● **Do this**: Quote, without any change, the line that contains "Output a JSON" and all lines that follow it to the end of the data below.

● **Excerpts from a figure dataset**:

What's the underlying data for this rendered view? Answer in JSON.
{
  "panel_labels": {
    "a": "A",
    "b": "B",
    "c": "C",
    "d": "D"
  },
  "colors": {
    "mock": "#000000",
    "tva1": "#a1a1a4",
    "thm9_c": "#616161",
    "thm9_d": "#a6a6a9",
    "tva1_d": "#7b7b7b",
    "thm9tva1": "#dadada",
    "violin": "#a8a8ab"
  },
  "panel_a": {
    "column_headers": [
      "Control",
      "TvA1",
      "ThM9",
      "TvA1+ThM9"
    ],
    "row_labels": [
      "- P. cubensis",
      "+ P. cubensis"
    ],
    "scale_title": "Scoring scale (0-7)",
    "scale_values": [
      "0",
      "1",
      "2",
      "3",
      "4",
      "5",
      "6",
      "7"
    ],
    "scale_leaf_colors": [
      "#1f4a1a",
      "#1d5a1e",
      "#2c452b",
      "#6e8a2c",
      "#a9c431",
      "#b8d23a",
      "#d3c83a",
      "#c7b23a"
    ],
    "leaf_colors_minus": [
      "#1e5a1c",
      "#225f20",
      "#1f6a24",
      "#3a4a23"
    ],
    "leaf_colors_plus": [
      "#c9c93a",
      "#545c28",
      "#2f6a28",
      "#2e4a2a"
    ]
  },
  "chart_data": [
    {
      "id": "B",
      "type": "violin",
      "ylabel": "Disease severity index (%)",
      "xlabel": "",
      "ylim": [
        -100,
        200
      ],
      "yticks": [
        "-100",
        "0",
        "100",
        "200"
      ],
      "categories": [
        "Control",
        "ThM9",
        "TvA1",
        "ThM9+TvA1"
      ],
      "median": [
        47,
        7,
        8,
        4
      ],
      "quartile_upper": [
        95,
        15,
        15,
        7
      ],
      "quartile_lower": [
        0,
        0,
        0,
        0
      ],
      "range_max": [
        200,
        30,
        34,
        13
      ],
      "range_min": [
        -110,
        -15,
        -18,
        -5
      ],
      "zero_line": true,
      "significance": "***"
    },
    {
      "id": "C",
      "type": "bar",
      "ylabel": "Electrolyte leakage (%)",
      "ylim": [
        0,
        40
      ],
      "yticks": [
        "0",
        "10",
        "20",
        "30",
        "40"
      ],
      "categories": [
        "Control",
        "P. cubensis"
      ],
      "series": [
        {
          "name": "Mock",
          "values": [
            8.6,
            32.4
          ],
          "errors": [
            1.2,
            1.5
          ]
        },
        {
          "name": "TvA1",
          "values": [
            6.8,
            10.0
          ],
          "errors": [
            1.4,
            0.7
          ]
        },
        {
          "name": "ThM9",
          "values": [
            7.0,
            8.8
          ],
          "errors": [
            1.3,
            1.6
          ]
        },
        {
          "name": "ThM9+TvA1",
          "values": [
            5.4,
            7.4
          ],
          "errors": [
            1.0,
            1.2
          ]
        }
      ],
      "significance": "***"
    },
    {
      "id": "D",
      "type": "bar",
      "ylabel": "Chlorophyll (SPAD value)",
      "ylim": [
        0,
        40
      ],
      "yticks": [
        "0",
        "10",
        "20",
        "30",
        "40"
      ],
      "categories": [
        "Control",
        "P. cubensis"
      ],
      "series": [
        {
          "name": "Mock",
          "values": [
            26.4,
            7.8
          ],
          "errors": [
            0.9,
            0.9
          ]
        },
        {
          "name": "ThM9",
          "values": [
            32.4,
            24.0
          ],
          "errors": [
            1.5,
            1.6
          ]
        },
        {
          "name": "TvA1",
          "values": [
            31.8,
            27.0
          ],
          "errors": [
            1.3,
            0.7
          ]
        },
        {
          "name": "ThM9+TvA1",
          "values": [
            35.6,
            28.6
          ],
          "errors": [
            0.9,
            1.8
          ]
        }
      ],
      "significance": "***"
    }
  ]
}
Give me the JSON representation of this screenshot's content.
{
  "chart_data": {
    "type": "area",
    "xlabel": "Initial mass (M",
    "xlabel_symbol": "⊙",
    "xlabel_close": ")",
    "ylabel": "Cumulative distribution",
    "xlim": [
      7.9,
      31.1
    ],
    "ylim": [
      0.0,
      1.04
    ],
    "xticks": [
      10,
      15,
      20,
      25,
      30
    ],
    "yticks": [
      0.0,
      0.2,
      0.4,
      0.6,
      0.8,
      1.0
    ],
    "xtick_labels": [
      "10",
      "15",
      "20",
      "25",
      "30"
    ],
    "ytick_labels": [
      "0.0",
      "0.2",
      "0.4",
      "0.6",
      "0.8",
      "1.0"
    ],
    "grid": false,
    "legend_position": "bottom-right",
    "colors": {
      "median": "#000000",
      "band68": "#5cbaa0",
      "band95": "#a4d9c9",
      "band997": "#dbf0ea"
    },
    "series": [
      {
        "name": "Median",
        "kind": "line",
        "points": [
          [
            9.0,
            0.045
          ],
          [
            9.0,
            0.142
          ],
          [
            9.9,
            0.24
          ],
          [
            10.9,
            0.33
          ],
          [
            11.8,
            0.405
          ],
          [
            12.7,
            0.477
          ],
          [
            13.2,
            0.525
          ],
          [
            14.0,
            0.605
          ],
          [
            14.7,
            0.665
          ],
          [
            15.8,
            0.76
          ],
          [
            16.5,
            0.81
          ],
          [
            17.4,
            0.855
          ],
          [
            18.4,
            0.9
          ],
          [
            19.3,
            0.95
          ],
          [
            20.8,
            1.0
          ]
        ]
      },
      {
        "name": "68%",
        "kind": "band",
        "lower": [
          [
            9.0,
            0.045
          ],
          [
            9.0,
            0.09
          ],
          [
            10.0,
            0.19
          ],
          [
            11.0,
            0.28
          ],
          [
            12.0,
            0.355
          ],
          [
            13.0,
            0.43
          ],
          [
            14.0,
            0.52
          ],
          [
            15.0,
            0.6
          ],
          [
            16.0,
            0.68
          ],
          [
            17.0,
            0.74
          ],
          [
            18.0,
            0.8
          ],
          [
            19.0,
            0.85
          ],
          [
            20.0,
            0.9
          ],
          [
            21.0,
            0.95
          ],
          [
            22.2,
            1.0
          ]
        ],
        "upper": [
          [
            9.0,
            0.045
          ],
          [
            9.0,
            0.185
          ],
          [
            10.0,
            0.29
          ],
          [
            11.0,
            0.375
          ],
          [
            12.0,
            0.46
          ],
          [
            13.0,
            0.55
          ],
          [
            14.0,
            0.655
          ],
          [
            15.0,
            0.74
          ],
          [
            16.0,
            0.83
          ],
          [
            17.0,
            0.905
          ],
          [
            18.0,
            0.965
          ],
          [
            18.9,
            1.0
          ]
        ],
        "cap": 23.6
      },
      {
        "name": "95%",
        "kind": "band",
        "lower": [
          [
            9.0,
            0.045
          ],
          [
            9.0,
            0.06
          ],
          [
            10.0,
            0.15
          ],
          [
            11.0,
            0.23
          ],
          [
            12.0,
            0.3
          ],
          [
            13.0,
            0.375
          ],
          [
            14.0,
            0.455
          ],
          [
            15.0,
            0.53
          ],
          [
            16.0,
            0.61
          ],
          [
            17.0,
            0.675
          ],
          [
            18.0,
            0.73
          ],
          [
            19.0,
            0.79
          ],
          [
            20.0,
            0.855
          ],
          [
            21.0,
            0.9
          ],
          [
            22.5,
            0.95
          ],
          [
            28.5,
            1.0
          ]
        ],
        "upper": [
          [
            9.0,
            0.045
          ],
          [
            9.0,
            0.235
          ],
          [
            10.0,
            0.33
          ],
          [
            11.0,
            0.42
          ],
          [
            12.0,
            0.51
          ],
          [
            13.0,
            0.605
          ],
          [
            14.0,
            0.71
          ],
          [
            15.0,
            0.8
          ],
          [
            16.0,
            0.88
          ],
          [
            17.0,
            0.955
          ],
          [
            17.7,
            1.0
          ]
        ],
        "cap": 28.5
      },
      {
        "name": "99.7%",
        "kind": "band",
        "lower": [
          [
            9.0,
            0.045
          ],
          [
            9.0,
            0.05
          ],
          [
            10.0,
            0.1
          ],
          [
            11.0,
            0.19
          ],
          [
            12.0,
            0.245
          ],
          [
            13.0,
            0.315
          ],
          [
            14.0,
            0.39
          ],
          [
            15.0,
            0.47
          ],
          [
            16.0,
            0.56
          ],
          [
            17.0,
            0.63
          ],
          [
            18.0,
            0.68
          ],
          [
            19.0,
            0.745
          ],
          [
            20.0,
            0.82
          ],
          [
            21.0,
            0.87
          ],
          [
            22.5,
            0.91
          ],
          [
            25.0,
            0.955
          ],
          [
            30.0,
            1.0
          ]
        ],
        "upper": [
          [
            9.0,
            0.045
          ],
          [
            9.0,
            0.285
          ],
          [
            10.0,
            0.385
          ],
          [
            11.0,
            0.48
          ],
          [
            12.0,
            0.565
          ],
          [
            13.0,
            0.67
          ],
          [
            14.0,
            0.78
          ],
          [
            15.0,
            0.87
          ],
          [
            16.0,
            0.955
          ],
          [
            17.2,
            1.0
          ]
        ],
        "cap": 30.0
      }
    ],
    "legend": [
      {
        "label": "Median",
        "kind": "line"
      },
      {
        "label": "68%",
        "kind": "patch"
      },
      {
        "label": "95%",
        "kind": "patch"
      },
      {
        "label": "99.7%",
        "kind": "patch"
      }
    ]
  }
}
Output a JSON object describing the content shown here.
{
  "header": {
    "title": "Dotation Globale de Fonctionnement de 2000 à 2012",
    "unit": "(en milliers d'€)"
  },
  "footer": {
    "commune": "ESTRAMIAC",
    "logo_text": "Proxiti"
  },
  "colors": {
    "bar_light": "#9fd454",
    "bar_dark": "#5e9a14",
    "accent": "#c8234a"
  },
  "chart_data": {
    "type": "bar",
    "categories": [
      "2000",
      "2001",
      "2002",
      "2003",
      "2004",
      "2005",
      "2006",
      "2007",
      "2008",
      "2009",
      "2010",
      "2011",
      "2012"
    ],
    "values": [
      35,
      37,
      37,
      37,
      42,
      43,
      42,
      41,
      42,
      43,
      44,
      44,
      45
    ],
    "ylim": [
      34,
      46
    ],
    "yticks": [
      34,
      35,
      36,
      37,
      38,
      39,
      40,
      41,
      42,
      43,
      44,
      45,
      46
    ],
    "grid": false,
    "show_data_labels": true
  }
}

● **Full response**:
Output a JSON object describing the content shown here.
{
  "header": {
    "title": "Dotation Globale de Fonctionnement de 2000 à 2012",
    "unit": "(en milliers d'€)"
  },
  "footer": {
    "commune": "ESTRAMIAC",
    "logo_text": "Proxiti"
  },
  "colors": {
    "bar_light": "#9fd454",
    "bar_dark": "#5e9a14",
    "accent": "#c8234a"
  },
  "chart_data": {
    "type": "bar",
    "categories": [
      "2000",
      "2001",
      "2002",
      "2003",
      "2004",
      "2005",
      "2006",
      "2007",
      "2008",
      "2009",
      "2010",
      "2011",
      "2012"
    ],
    "values": [
      35,
      37,
      37,
      37,
      42,
      43,
      42,
      41,
      42,
      43,
      44,
      44,
      45
    ],
    "ylim": [
      34,
      46
    ],
    "yticks": [
      34,
      35,
      36,
      37,
      38,
      39,
      40,
      41,
      42,
      43,
      44,
      45,
      46
    ],
    "grid": false,
    "show_data_labels": true
  }
}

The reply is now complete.